REQUIREMENTS: Write out each line from the data below that includes the word "name".

SUPPLIED ENTRIES:
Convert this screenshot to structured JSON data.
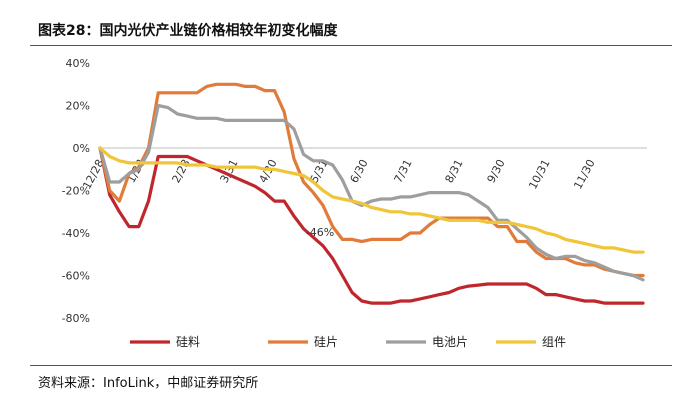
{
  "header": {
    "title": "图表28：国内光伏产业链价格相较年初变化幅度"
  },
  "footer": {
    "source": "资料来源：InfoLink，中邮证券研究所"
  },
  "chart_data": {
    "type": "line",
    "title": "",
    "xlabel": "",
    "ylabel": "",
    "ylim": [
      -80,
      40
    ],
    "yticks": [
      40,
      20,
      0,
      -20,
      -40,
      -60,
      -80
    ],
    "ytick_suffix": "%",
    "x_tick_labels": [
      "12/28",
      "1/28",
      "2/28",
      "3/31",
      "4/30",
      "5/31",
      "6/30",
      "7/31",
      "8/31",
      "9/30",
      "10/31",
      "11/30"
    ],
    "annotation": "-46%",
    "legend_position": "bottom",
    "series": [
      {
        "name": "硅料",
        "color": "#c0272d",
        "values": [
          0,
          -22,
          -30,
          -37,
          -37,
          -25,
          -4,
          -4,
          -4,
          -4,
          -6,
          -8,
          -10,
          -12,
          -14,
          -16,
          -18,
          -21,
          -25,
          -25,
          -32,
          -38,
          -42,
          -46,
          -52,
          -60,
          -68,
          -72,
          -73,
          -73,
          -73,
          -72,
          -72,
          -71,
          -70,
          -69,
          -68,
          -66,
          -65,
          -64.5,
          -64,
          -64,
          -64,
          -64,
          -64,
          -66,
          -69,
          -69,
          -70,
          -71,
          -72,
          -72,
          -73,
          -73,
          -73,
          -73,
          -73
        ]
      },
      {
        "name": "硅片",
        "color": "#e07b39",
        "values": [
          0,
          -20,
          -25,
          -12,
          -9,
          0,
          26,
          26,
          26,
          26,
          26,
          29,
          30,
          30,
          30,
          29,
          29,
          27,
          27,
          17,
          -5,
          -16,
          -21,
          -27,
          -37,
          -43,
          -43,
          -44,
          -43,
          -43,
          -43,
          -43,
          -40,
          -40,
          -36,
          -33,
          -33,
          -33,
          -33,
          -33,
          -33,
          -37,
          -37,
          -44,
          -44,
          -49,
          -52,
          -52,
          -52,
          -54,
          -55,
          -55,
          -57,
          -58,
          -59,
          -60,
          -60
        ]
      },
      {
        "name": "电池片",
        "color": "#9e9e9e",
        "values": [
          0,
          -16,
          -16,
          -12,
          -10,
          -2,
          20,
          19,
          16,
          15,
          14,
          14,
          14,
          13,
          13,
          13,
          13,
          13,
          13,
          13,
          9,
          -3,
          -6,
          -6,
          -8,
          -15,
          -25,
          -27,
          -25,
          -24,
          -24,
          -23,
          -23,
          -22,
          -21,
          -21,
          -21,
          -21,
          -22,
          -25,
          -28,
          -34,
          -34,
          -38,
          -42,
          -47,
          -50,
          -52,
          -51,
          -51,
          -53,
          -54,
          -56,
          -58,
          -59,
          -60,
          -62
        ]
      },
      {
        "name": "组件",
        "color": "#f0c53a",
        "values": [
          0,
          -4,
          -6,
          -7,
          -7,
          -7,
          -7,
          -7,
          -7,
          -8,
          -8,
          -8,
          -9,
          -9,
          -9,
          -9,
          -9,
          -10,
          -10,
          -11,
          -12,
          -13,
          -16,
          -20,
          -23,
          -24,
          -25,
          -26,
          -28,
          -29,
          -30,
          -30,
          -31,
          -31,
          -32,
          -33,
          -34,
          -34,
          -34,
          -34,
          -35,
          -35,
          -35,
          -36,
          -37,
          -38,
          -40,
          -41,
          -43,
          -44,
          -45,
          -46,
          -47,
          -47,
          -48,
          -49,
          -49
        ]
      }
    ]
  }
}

* * *

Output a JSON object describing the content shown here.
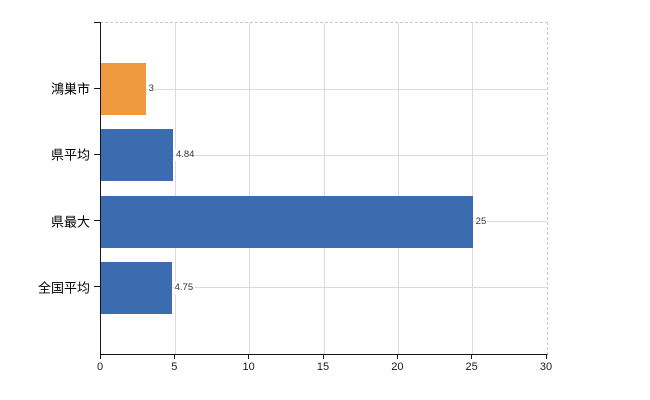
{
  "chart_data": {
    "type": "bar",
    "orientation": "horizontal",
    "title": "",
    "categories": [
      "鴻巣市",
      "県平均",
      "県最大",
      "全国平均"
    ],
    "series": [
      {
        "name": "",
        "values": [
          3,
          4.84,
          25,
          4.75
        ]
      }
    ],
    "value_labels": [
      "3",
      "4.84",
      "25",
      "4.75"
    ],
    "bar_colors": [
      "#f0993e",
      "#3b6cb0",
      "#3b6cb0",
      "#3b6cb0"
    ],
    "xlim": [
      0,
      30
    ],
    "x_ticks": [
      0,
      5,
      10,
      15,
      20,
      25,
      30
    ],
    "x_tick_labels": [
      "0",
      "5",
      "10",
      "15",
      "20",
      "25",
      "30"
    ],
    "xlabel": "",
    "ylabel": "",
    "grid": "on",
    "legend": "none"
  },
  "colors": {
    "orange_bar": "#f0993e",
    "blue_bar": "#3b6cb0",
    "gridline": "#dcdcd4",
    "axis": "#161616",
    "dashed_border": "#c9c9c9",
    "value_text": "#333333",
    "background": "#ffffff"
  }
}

* * *

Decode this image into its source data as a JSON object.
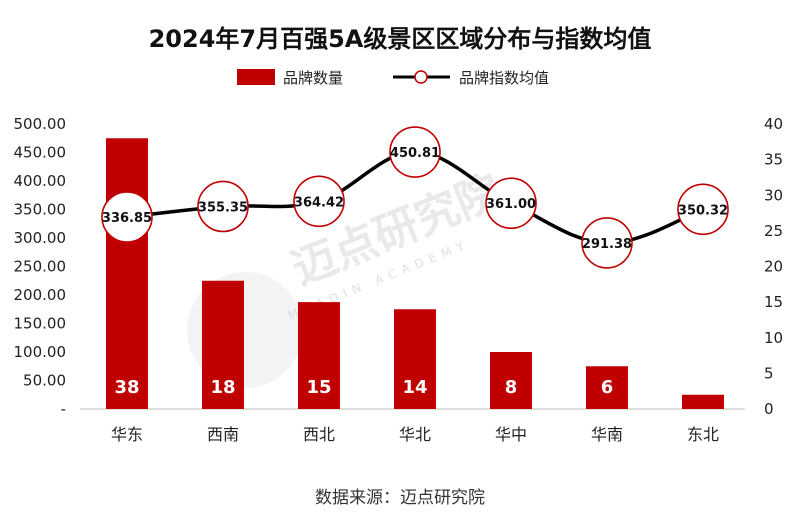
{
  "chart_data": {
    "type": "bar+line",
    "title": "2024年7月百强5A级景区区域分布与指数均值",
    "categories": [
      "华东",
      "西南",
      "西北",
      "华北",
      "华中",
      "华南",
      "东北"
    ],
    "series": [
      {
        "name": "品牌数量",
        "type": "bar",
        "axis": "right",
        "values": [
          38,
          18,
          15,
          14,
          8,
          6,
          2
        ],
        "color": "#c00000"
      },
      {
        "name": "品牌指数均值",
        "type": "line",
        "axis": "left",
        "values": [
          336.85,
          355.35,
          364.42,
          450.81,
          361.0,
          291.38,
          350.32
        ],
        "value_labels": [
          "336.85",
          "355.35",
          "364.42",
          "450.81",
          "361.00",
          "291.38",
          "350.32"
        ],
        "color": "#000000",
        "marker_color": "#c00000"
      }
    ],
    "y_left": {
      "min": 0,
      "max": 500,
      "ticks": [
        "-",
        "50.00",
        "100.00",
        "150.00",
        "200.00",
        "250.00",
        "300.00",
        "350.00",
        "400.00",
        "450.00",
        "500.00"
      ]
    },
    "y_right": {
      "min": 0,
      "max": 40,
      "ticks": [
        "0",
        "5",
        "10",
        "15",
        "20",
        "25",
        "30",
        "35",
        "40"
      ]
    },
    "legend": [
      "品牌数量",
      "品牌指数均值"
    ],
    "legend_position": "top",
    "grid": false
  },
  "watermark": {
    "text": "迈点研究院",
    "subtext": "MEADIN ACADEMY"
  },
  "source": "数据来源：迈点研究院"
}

ANSWER FOR THIS EXERCISE:
        "name": "硅料",
        "name": "硅片",
        "name": "电池片",
        "name": "组件",
        "name": "",
        "name": "品牌数量",
        "name": "品牌指数均值",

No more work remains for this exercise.